— begin —

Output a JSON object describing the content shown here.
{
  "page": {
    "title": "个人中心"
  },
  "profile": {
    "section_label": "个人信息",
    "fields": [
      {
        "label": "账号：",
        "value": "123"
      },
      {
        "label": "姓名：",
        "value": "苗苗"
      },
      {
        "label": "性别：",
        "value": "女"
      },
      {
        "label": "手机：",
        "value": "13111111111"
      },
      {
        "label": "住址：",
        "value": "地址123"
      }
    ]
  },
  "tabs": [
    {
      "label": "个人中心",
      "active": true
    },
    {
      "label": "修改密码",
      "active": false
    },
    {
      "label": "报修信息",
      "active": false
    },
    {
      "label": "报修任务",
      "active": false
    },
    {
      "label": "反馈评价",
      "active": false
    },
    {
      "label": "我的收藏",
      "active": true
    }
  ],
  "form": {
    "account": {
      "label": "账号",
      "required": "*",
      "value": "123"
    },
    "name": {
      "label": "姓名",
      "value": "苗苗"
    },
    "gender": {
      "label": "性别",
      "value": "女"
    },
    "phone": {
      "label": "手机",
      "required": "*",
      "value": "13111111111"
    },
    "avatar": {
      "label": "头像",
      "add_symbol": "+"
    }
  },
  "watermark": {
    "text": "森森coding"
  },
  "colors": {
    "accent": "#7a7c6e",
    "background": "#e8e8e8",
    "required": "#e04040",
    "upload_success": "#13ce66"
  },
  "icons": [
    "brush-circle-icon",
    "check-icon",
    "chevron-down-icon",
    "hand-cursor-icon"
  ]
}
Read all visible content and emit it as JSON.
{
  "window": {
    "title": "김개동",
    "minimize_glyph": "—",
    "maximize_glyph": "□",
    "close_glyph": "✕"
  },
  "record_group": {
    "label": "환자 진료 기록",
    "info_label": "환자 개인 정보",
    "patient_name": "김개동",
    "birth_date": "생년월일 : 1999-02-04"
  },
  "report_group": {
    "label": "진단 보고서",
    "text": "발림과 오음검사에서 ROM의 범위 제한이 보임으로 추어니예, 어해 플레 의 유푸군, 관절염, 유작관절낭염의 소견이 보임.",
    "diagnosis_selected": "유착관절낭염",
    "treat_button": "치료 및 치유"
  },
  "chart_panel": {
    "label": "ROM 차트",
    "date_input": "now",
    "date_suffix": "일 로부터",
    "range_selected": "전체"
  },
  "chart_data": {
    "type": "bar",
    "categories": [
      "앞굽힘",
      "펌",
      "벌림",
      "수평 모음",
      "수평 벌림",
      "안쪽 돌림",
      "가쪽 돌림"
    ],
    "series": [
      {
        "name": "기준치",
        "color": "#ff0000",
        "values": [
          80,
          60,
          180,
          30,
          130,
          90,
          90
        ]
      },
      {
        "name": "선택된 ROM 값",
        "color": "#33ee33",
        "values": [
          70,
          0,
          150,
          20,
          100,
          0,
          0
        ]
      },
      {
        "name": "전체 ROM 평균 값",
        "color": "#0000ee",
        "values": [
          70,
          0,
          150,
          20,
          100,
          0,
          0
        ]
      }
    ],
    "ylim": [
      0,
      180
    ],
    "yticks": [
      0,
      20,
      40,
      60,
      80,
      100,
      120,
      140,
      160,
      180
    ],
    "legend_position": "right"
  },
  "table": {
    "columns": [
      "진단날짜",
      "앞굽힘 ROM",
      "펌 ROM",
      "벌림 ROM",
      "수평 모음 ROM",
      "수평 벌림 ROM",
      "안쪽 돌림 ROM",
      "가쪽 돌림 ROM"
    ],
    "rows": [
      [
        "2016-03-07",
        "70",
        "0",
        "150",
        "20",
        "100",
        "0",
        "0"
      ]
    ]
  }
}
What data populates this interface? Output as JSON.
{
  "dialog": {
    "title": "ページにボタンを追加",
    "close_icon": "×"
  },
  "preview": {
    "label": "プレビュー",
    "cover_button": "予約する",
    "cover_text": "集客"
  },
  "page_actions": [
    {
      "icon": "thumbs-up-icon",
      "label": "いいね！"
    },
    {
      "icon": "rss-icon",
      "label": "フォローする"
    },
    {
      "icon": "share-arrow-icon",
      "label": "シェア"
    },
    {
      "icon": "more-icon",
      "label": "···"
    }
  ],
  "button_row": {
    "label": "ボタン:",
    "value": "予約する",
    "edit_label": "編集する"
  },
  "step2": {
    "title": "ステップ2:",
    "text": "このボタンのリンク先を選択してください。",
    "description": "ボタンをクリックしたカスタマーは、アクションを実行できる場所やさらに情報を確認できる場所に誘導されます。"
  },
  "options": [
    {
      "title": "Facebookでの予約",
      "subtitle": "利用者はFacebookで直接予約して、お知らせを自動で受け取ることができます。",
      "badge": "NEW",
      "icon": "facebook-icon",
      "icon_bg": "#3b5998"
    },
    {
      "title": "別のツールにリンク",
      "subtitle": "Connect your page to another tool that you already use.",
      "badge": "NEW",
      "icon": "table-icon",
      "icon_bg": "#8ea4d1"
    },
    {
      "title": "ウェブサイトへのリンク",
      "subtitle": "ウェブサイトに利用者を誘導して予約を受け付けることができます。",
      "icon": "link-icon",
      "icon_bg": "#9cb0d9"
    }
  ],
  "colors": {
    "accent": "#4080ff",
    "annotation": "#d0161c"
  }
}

— end —
— begin —

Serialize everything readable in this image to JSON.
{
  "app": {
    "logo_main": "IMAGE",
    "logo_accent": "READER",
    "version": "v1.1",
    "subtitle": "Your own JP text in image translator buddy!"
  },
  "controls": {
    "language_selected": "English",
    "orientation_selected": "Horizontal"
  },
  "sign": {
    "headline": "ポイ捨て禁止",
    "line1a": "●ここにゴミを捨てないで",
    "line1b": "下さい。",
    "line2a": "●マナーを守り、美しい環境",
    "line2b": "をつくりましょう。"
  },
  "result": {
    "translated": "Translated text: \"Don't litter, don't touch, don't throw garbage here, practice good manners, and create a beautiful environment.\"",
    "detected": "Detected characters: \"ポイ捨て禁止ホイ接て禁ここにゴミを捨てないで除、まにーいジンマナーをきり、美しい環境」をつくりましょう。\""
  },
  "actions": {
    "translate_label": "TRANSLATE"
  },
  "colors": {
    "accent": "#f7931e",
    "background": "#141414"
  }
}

— end —

▶ **DIRECTIONS FOR THIS TASK**: Give only the number of lines in the data that include the string "content".

▶ **CORRECT ANSWER**: 2